» **Short problem**:
Your task is to extract every line from the material below exactly.

......

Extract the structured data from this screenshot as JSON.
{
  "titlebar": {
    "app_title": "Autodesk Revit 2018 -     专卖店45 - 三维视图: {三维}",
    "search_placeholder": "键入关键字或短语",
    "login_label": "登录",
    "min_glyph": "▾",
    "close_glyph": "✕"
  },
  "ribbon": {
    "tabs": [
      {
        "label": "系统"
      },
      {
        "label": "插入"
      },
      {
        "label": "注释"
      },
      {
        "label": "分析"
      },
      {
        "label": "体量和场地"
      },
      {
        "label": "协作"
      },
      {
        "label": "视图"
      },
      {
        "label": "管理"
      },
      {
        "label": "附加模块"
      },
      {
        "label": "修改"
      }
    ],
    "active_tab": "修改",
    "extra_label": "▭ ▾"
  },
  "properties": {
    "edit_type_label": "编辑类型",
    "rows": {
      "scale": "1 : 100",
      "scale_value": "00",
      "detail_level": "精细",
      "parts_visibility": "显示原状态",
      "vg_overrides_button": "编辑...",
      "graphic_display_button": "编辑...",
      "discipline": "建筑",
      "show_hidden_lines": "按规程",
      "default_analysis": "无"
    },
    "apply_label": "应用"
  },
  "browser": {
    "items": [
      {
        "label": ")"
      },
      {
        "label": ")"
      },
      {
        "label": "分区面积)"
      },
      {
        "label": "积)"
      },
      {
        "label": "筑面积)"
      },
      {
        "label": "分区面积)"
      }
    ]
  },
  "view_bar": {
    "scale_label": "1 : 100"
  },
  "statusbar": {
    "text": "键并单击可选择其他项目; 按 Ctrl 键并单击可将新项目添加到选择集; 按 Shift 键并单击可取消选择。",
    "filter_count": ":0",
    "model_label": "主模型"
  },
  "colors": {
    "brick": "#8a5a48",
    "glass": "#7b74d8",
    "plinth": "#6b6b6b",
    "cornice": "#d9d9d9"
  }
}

......

» **Task answer**:
Extract the structured data from this screenshot as JSON.
{
  "titlebar": {
    "app_title": "Autodesk Revit 2018 -     专卖店45 - 三维视图: {三维}",
    "search_placeholder": "键入关键字或短语",
    "login_label": "登录",
    "min_glyph": "▾",
    "close_glyph": "✕"
  },
  "ribbon": {
    "tabs": [
      {
        "label": "系统"
      },
      {
        "label": "插入"
      },
      {
        "label": "注释"
      },
      {
        "label": "分析"
      },
      {
        "label": "体量和场地"
      },
      {
        "label": "协作"
      },
      {
        "label": "视图"
      },
      {
        "label": "管理"
      },
      {
        "label": "附加模块"
      },
      {
        "label": "修改"
      }
    ],
    "active_tab": "修改",
    "extra_label": "▭ ▾"
  },
  "properties": {
    "edit_type_label": "编辑类型",
    "rows": {
      "scale": "1 : 100",
      "scale_value": "00",
      "detail_level": "精细",
      "parts_visibility": "显示原状态",
      "vg_overrides_button": "编辑...",
      "graphic_display_button": "编辑...",
      "discipline": "建筑",
      "show_hidden_lines": "按规程",
      "default_analysis": "无"
    },
    "apply_label": "应用"
  },
  "browser": {
    "items": [
      {
        "label": ")"
      },
      {
        "label": ")"
      },
      {
        "label": "分区面积)"
      },
      {
        "label": "积)"
      },
      {
        "label": "筑面积)"
      },
      {
        "label": "分区面积)"
      }
    ]
  },
  "view_bar": {
    "scale_label": "1 : 100"
  },
  "statusbar": {
    "text": "键并单击可选择其他项目; 按 Ctrl 键并单击可将新项目添加到选择集; 按 Shift 键并单击可取消选择。",
    "filter_count": ":0",
    "model_label": "主模型"
  },
  "colors": {
    "brick": "#8a5a48",
    "glass": "#7b74d8",
    "plinth": "#6b6b6b",
    "cornice": "#d9d9d9"
  }
}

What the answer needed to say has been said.